## THE INPUT
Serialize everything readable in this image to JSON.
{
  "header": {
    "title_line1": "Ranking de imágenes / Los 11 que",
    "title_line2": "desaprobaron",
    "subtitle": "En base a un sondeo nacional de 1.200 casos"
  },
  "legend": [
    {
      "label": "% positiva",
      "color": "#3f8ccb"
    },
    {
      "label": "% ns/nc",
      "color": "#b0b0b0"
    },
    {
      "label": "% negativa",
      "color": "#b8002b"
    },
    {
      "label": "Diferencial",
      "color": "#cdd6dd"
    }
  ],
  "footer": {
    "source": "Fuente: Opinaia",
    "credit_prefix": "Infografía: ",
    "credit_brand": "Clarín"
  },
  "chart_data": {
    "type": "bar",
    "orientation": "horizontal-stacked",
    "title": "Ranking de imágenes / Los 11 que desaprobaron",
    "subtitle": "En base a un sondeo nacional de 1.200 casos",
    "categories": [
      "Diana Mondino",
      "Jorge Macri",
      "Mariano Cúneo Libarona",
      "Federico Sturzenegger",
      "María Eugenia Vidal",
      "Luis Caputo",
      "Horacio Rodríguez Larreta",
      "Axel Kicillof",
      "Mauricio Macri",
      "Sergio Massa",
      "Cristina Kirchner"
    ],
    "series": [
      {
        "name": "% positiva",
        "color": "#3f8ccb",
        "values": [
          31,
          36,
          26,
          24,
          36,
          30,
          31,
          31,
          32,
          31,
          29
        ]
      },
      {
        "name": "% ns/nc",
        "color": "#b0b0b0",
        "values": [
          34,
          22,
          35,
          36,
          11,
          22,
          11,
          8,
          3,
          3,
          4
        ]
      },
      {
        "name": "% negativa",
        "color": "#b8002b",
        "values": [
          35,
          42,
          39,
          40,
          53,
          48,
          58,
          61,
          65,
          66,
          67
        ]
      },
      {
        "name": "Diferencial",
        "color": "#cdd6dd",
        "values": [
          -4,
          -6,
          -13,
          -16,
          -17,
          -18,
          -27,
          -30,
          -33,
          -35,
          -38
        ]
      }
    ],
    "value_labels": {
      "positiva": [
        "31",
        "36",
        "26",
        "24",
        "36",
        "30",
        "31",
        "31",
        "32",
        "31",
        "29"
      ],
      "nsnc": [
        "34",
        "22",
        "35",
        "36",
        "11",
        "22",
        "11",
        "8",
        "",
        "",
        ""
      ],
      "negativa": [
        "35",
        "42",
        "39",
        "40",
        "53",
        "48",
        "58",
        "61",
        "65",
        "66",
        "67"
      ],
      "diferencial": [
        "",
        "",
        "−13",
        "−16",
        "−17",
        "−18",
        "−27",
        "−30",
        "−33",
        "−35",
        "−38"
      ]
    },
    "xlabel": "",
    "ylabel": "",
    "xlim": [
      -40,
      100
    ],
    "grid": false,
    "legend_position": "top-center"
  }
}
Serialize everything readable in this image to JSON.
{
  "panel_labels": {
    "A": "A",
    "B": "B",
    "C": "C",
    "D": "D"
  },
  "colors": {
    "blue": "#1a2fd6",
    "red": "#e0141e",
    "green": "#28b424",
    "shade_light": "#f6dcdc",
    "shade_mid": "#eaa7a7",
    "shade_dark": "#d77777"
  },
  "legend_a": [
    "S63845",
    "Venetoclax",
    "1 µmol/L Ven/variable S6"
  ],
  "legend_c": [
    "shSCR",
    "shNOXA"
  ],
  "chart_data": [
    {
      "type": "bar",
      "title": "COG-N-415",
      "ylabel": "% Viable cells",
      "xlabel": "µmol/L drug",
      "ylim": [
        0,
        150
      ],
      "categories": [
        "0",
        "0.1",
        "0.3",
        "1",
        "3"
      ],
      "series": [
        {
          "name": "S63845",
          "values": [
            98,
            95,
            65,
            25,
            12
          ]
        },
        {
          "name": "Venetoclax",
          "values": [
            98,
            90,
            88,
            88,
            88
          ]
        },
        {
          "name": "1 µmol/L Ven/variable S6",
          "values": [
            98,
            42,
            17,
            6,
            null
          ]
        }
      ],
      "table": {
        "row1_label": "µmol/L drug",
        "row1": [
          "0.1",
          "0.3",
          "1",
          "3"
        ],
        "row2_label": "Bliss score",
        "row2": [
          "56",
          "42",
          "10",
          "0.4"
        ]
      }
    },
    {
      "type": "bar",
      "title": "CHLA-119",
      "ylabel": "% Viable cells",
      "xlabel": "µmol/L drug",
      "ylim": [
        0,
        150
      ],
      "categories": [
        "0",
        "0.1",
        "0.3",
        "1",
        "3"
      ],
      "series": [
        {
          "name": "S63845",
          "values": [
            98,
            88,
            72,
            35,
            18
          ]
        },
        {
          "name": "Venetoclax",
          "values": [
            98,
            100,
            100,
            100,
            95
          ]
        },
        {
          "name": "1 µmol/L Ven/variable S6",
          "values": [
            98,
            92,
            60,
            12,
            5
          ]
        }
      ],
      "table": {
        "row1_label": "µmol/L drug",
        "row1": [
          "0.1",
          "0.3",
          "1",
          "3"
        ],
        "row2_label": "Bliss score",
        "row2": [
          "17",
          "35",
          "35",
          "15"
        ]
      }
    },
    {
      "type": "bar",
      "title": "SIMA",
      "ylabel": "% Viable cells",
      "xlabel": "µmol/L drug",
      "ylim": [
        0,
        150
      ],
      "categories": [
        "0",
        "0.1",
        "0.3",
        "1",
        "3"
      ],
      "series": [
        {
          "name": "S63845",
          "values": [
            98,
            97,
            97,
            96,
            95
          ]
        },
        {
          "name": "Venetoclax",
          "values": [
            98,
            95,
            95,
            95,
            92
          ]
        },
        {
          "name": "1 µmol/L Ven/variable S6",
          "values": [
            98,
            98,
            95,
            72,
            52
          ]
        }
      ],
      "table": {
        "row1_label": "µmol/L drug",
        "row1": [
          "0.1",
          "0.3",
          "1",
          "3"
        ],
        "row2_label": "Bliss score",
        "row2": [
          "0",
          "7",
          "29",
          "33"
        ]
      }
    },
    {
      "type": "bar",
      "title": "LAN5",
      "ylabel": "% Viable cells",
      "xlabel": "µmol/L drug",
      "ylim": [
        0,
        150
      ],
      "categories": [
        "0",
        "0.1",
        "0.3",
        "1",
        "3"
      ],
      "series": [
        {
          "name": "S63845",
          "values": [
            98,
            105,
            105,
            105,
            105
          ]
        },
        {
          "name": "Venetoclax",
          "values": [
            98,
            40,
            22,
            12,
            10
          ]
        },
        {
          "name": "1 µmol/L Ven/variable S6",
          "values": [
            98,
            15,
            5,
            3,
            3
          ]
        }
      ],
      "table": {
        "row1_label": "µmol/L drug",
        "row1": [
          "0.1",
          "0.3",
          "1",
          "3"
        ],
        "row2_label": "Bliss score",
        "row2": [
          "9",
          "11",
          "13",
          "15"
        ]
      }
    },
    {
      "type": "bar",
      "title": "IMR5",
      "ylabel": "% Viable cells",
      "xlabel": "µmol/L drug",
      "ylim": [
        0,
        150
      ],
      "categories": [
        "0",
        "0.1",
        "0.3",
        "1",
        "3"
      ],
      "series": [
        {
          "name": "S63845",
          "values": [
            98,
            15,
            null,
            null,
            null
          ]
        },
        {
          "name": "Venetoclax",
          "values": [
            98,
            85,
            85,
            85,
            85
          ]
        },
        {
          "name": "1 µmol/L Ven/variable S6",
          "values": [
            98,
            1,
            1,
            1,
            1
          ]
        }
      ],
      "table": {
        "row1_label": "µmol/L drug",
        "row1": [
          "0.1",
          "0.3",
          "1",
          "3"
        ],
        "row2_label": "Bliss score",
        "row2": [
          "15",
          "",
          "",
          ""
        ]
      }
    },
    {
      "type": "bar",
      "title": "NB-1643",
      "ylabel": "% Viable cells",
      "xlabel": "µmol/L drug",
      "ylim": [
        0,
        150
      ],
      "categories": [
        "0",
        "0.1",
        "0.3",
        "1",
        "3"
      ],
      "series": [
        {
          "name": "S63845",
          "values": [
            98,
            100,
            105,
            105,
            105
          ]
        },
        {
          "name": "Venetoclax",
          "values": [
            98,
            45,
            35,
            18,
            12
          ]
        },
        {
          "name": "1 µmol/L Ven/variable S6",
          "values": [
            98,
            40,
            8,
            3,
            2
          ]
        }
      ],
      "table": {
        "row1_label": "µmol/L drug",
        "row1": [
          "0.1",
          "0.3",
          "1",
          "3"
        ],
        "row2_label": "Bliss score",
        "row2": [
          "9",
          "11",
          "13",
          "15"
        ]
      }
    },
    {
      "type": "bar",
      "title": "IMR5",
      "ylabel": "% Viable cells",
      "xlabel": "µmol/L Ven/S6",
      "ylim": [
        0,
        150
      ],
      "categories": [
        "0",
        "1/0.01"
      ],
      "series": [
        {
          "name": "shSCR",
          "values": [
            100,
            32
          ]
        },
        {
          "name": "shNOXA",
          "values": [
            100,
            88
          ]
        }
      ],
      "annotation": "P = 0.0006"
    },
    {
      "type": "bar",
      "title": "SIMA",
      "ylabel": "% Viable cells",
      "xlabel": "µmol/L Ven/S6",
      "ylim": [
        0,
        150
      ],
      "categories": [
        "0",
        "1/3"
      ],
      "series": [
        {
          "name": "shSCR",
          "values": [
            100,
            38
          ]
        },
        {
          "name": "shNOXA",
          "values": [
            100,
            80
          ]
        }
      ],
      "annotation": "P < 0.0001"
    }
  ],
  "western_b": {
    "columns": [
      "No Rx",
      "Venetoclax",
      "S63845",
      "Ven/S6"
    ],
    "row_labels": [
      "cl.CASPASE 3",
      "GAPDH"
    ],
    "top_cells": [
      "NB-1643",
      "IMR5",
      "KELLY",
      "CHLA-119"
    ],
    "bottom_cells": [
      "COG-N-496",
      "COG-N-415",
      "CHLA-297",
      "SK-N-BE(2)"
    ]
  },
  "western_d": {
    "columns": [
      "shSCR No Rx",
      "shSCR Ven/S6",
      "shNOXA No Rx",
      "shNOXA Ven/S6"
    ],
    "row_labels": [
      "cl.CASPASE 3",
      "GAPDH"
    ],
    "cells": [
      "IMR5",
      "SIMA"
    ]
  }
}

## WHAT TO DO
Every line above in which the word "negativa" occurs is to be copied.

## SOLUTION TO THIS PROBLEM
      "label": "% negativa",
        "name": "% negativa",
      "negativa": [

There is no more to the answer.